____ INPUT DATA
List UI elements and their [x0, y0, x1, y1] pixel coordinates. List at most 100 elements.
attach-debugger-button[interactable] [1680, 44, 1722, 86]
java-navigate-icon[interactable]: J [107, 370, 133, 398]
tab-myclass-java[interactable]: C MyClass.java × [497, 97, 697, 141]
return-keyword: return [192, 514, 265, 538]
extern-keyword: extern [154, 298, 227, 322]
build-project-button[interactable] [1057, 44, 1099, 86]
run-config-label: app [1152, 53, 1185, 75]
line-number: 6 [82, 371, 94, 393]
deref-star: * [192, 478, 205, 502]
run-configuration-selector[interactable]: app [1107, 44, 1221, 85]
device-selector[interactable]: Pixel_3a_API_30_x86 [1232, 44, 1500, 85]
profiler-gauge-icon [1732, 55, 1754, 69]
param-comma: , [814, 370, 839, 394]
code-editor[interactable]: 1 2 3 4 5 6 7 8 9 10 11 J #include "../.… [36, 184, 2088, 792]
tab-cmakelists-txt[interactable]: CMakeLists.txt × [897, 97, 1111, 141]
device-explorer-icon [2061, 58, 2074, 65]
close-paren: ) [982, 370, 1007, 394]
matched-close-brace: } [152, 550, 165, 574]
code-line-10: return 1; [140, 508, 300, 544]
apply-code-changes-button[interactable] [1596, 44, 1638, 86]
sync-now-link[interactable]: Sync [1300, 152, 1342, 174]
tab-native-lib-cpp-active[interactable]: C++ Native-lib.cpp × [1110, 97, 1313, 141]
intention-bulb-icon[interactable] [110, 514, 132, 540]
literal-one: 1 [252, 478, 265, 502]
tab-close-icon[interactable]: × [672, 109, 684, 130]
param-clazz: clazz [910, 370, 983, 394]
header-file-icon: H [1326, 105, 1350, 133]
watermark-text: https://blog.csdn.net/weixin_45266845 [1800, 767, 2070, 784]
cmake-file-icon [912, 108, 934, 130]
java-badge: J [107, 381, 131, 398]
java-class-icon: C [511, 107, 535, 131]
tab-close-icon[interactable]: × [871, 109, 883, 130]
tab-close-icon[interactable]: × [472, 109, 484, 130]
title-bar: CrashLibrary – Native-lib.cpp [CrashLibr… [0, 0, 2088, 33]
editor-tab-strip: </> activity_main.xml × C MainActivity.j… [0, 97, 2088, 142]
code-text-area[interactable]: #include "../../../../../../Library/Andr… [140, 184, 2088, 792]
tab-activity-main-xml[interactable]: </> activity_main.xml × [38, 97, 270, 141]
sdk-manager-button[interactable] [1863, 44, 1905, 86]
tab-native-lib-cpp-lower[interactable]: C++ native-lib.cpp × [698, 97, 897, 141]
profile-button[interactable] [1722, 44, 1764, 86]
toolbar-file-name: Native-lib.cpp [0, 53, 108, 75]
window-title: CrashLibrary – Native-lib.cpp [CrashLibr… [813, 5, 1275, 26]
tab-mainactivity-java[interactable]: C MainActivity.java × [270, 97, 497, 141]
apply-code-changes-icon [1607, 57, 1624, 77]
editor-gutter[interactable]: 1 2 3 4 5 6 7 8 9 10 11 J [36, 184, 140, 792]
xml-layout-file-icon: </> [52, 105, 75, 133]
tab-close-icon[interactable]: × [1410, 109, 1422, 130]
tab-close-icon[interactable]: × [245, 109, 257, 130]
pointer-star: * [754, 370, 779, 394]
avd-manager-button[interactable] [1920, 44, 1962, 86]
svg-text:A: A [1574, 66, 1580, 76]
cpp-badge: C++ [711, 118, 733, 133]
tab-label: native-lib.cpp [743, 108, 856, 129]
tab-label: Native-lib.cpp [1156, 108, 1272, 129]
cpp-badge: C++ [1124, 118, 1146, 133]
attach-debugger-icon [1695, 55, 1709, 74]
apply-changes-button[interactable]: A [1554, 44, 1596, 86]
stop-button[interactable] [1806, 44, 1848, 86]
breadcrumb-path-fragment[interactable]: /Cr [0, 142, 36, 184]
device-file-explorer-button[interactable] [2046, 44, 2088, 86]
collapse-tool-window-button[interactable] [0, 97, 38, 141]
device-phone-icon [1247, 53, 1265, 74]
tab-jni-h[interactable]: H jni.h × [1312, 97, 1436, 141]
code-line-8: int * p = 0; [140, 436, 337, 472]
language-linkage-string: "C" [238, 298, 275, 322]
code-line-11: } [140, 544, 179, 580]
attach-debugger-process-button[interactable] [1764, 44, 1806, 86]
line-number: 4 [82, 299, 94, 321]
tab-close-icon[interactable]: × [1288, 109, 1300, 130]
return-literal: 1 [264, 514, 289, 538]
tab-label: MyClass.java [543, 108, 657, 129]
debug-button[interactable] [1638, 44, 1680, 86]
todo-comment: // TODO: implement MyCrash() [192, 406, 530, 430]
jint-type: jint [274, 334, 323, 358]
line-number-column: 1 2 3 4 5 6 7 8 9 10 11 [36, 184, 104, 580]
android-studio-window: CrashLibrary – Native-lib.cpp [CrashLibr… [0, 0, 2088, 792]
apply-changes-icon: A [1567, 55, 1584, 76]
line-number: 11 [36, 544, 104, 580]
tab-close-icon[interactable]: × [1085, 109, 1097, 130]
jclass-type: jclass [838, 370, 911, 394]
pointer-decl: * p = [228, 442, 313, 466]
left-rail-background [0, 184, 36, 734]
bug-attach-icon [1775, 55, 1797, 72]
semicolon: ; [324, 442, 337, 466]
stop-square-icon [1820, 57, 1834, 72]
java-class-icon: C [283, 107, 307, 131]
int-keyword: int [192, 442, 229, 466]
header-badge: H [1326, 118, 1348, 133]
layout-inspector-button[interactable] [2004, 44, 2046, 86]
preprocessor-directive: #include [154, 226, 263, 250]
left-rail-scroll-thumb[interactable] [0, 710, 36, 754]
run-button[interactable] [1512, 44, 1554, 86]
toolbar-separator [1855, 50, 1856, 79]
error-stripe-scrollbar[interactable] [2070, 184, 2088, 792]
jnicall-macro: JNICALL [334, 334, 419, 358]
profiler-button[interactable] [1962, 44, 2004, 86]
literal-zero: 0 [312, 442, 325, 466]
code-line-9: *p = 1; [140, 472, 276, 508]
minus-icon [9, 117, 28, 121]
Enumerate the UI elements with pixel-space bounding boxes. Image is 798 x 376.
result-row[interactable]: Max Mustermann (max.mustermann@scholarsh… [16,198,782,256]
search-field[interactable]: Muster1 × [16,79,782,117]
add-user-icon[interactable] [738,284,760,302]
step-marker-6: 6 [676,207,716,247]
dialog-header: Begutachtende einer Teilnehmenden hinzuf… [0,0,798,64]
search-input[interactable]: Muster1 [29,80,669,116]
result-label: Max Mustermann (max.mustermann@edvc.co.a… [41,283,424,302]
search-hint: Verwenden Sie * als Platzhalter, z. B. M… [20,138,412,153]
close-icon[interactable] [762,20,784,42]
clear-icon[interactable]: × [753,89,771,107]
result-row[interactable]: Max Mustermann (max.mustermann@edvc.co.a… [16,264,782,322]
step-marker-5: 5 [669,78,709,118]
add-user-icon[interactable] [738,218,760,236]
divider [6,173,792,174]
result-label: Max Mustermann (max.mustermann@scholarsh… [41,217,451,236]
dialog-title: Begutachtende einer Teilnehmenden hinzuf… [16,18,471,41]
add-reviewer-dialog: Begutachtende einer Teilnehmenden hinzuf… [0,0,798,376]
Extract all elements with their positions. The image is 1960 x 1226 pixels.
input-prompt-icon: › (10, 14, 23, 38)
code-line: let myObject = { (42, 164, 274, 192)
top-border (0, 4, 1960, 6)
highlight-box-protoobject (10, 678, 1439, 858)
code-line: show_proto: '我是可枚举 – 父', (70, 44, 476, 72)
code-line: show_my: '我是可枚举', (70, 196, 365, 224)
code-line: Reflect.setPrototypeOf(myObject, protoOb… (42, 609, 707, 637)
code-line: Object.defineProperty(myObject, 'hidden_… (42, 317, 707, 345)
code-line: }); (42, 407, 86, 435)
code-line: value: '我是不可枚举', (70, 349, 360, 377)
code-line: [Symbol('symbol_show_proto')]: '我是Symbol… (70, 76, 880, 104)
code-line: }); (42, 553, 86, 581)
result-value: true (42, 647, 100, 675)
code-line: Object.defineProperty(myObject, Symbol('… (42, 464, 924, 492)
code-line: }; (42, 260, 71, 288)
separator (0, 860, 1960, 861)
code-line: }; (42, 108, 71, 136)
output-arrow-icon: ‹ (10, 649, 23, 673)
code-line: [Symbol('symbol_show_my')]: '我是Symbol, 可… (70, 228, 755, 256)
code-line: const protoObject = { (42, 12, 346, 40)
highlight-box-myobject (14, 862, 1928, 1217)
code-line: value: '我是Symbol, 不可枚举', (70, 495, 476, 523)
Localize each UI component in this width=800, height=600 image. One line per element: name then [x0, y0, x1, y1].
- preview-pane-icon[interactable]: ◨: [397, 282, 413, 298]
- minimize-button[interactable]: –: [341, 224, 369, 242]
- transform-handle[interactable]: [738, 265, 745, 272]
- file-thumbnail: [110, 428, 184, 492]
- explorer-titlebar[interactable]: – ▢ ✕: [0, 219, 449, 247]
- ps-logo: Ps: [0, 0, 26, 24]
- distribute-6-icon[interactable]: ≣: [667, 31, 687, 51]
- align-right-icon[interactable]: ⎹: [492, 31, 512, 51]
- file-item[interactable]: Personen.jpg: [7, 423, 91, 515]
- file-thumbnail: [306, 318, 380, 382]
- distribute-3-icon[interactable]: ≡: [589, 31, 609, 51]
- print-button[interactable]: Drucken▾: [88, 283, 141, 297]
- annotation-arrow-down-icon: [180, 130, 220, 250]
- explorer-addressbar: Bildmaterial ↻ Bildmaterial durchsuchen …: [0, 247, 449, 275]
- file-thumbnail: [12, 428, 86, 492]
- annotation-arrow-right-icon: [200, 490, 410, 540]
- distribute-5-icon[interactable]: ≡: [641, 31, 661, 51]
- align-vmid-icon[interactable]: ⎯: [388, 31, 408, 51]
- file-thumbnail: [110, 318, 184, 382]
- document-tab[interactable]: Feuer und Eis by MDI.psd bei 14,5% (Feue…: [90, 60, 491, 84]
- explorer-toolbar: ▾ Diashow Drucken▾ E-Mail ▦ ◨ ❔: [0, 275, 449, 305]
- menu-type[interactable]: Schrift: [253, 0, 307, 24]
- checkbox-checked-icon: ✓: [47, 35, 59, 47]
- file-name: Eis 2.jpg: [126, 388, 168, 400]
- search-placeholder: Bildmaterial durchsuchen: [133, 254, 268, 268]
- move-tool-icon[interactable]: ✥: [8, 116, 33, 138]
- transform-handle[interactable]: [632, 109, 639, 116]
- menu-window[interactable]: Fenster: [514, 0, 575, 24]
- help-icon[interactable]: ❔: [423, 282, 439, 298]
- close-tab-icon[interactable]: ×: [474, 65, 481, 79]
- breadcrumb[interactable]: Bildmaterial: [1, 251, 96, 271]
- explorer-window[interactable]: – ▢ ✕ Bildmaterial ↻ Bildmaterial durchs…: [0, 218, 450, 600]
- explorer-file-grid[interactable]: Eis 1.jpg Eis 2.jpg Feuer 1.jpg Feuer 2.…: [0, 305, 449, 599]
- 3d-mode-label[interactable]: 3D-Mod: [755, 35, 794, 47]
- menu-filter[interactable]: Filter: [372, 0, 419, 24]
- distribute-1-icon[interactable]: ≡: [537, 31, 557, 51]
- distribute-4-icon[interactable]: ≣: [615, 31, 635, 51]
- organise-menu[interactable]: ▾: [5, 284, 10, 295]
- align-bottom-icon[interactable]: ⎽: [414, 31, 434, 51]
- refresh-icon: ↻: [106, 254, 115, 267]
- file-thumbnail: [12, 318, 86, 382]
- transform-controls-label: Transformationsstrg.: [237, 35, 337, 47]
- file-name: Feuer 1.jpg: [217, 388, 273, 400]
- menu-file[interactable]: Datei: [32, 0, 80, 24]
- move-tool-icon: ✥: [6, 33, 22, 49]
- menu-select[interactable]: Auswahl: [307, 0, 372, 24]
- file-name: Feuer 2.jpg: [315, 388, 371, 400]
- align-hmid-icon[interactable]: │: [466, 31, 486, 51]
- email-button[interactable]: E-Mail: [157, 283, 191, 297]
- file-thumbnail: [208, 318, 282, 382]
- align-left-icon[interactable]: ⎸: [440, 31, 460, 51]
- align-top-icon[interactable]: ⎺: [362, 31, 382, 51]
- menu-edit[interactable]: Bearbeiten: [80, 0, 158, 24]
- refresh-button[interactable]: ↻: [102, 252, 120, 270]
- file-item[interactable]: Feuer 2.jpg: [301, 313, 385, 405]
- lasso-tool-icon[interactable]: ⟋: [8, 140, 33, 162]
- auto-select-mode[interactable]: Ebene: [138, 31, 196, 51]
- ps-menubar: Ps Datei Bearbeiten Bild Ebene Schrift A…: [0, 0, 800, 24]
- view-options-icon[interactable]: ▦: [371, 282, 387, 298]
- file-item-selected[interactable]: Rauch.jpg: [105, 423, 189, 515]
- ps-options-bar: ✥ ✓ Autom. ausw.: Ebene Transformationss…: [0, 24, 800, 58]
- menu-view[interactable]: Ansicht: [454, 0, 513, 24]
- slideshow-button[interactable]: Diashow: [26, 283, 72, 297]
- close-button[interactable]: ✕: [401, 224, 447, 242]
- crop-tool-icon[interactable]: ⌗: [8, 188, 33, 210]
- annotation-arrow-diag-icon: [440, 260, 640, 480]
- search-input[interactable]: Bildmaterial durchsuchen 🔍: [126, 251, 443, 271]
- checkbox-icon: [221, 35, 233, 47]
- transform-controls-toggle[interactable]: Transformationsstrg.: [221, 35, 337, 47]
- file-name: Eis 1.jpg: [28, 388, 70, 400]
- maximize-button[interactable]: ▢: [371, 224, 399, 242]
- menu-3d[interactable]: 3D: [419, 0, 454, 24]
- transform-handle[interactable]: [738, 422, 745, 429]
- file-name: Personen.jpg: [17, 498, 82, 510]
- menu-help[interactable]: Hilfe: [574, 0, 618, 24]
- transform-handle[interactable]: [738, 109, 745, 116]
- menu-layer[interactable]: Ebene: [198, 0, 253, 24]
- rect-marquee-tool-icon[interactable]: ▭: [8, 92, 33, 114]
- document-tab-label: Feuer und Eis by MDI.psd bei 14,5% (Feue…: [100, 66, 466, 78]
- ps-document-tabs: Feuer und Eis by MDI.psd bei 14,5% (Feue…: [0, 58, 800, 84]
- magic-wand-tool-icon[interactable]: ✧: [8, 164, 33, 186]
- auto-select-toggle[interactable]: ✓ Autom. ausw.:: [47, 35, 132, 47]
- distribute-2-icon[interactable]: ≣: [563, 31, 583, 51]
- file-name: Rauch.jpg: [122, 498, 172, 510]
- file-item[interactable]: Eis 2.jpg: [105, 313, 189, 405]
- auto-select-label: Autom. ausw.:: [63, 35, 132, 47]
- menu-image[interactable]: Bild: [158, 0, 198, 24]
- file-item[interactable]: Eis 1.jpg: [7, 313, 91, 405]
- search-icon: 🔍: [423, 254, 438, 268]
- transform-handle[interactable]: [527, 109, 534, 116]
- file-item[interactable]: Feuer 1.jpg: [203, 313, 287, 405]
________
» **AIM OF THE EXERCISE**: Repeat the lines of the material starting at its first line and ending at the line that contains "extern-keyword: extern [154, 298, 227, 322]". Swap "elements" for "items" and leave everything else unchanged.

» **THE COMPLETED TASK**:
List UI items and their [x0, y0, x1, y1] pixel coordinates. List at most 100 items.
attach-debugger-button[interactable] [1680, 44, 1722, 86]
java-navigate-icon[interactable]: J [107, 370, 133, 398]
tab-myclass-java[interactable]: C MyClass.java × [497, 97, 697, 141]
return-keyword: return [192, 514, 265, 538]
extern-keyword: extern [154, 298, 227, 322]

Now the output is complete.